(Items listed in a dataset)
○ ○ ○ ○

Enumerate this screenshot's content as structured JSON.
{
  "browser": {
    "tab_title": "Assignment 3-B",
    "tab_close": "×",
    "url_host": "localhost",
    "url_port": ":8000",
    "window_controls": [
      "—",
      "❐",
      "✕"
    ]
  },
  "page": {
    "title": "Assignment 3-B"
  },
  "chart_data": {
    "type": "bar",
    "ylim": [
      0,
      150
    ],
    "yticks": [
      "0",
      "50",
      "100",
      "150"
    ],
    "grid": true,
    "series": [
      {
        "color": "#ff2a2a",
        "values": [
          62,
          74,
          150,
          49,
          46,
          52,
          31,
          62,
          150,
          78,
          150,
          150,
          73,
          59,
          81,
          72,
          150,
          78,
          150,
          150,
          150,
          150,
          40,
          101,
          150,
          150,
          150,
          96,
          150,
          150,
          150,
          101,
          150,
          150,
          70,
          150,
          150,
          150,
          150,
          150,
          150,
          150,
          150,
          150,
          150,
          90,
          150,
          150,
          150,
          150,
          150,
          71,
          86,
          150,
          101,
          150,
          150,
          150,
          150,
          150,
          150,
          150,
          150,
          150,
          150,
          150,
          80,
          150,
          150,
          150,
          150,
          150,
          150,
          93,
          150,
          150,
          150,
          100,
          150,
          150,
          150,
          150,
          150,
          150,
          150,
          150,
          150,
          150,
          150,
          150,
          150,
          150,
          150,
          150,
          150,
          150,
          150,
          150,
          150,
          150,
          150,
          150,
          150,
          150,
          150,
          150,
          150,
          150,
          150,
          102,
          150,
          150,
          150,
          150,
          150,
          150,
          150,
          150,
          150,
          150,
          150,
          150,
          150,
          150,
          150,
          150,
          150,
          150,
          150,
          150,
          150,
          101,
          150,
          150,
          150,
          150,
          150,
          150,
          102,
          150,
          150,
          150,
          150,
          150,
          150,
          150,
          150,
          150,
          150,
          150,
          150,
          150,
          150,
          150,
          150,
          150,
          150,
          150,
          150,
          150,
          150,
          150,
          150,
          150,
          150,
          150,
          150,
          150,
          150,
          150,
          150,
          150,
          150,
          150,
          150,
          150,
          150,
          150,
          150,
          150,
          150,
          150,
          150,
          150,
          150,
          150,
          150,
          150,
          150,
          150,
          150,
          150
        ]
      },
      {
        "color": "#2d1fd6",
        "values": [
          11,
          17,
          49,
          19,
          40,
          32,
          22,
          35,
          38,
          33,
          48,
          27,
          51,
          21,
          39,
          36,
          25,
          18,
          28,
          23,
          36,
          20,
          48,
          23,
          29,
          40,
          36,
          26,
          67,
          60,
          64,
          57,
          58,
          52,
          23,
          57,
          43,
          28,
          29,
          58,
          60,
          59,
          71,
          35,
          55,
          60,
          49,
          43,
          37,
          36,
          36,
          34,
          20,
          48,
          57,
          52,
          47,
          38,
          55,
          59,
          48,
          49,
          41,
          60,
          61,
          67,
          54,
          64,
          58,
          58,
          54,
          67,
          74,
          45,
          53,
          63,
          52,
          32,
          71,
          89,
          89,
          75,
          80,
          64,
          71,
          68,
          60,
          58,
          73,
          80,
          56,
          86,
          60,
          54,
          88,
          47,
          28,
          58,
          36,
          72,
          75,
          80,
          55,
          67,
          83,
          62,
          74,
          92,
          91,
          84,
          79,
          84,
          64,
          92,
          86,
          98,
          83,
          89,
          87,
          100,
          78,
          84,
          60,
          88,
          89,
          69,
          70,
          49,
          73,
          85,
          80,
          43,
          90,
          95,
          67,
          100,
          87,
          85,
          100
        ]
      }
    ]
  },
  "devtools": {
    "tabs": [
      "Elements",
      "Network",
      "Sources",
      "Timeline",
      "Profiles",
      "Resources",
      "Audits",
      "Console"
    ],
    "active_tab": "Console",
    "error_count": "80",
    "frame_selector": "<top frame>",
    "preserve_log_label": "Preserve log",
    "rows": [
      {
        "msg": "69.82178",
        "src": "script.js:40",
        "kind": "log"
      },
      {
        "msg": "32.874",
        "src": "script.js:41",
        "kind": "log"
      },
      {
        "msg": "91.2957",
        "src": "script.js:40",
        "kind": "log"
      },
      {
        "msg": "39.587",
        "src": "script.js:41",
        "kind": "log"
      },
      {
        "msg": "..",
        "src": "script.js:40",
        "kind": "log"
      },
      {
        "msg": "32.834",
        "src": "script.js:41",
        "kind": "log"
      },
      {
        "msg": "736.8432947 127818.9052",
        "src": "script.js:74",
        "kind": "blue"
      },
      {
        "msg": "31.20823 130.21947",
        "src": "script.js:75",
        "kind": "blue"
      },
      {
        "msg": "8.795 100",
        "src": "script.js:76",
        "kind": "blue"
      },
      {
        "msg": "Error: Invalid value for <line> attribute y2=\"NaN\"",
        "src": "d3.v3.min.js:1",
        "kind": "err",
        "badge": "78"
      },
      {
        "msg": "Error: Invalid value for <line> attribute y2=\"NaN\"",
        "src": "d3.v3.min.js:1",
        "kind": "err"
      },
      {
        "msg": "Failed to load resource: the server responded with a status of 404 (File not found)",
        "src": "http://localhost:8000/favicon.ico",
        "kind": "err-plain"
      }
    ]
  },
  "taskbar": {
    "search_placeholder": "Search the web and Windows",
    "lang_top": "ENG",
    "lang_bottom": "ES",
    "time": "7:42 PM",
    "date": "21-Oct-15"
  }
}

○ ○ ○ ○

#### DIRECTIONS FOR THIS TASK:
Working from the entries above, return all lines that contain "Assignment".

#### RESULT FOR THIS TASK:
    "tab_title": "Assignment 3-B",
    "title": "Assignment 3-B"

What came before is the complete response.